▸ **Source passage**:
=====

Sen. Jay Rockefeller is making another attempt to get a National Academy of Sciences to study the effects of violent content -- including violent video programming.
The West Virginia Democrat, who has announced he will retire and not seek re-election in 2014, on Thursday reintroduced his “Violent Content Research Act” with bipartisan co-sponsorship from Sens. Richard Blumenthal, D-Conn.; Mike Johanns, R-Neb.; Dean Heller, R-Nev.; and Tom Coburn R-Ok.
While Rockefeller pointed to concerns about TV violence, Johanns also cited the movies.
“Our kids are routinely exposed to movies, television and video games that glorify violence and allow them to simulate violent acts,” Johanns said in a statement. “This legislation will allow us to study what, if any, impact this exposure has on our youth, and if it encourages or desensitizes our children to the real-life consequences of violence.”
Also read: FCC Chief: We Must Reassess Children's TV 
Under the legislation, the National Academy would be required to undertake a comprehensive look at whether violent programming and violent video games harm children, either directly by causing kids to act more aggressively or more indirectly.
One focus would be on whether the violent material has a direct and long-lasting impact on a child’s well-being. The bill calls for the study to be done within 15 months and the results reported back to Congress, the Federal Trade Commission, the Federal Communications Commission and the Department of Health and Human Services.
Rockefeller originally introduced the call for a study last year, but he has had a long history of concern about violent programming.
In a statement Thursday, Rockefeller cited the recent incidents of gun violence as the reason for the bill’s reintroduction.

=====

▸ **Raw data**:
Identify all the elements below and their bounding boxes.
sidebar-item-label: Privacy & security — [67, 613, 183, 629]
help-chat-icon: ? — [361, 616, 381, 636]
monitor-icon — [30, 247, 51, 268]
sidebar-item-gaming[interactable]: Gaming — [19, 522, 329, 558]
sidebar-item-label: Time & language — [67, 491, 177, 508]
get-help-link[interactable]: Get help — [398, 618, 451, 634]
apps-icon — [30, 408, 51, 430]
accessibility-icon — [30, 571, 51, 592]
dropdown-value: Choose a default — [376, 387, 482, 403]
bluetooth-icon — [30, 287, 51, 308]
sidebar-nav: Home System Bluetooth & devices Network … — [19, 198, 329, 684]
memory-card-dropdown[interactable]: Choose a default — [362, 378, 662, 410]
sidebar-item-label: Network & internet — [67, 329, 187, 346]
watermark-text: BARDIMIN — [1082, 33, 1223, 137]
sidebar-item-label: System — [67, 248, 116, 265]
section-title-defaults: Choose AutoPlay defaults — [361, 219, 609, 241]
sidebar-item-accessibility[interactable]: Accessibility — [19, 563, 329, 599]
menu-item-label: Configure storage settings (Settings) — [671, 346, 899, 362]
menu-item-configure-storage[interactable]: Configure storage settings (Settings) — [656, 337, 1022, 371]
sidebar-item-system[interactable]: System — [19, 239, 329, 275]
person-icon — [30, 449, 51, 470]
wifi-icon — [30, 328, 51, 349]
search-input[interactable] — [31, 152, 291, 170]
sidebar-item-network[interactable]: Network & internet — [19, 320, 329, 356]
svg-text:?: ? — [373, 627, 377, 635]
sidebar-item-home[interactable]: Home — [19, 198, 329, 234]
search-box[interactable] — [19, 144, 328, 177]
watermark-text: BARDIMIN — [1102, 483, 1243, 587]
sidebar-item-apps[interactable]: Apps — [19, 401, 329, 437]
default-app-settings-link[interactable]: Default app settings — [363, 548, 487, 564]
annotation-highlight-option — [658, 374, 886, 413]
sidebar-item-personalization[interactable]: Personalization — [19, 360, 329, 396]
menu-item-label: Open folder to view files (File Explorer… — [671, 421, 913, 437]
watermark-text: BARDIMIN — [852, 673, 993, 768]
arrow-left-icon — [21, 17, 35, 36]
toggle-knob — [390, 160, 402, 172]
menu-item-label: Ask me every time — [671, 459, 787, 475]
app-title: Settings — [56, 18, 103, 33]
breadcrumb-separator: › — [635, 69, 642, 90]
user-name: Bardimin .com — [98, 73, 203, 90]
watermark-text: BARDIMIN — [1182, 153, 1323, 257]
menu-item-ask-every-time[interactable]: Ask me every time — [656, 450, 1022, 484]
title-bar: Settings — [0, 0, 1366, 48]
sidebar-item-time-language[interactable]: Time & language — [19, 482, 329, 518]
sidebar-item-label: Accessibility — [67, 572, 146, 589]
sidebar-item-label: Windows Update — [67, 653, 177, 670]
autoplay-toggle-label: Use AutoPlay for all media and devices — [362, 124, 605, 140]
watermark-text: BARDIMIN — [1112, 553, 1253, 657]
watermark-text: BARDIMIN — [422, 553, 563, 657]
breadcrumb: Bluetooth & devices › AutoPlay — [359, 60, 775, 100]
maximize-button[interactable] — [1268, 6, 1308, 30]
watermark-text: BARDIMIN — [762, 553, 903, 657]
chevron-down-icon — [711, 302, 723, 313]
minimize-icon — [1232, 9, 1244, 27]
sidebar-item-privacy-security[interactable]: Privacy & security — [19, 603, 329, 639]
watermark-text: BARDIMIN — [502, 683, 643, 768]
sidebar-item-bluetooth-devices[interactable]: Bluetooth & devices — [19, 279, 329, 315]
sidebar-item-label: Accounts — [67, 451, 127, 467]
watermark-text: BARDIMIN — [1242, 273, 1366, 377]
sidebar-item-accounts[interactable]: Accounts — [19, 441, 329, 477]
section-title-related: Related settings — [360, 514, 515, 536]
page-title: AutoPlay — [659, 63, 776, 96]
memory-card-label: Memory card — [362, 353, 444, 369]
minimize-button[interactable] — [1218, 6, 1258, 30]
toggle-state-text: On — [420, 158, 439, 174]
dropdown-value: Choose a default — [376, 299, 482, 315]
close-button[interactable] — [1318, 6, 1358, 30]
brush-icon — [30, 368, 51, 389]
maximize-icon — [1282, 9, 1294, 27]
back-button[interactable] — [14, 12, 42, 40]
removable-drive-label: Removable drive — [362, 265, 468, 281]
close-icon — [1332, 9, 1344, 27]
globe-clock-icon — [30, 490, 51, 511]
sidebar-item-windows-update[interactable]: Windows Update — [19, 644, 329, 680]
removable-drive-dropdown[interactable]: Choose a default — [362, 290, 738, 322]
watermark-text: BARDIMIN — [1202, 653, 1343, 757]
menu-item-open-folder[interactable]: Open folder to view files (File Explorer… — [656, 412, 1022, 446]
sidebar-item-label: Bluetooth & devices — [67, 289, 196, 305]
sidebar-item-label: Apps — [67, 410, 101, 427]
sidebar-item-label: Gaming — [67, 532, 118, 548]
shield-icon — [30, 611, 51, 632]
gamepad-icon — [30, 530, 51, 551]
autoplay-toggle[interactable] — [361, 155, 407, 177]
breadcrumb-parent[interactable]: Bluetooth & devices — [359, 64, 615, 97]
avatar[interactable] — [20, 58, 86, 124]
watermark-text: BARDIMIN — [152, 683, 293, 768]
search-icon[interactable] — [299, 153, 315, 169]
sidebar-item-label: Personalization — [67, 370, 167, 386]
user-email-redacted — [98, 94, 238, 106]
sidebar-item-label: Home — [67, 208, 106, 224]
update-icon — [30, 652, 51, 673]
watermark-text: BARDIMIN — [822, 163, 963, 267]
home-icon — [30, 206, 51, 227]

=====

▸ **What to work on**:
1/ Using the article on the violent content study bill, answer:
(a) Which of the co-sponsoring senators represents Nebraska?
(b) Within how many months must the study be completed?
(c) What reason did Rockefeller give on Thursday for reintroducing the bill?
2/ Repeat word for word the part of the article on the violent content study bill from "Sen. Jay Rockefeller" up to and including "Tom Coburn R-Ok.".
The entries have no role in this work.

▸ **Responses for each task**:
1/
(a) Mike Johanns
(b) 15 months
(c) The recent incidents of gun violence

2/
Sen. Jay Rockefeller is making another attempt to get a National Academy of Sciences to study the effects of violent content -- including violent video programming.
The West Virginia Democrat, who has announced he will retire and not seek re-election in 2014, on Thursday reintroduced his “Violent Content Research Act” with bipartisan co-sponsorship from Sens. Richard Blumenthal, D-Conn.; Mike Johanns, R-Neb.; Dean Heller, R-Nev.; and Tom Coburn R-Ok.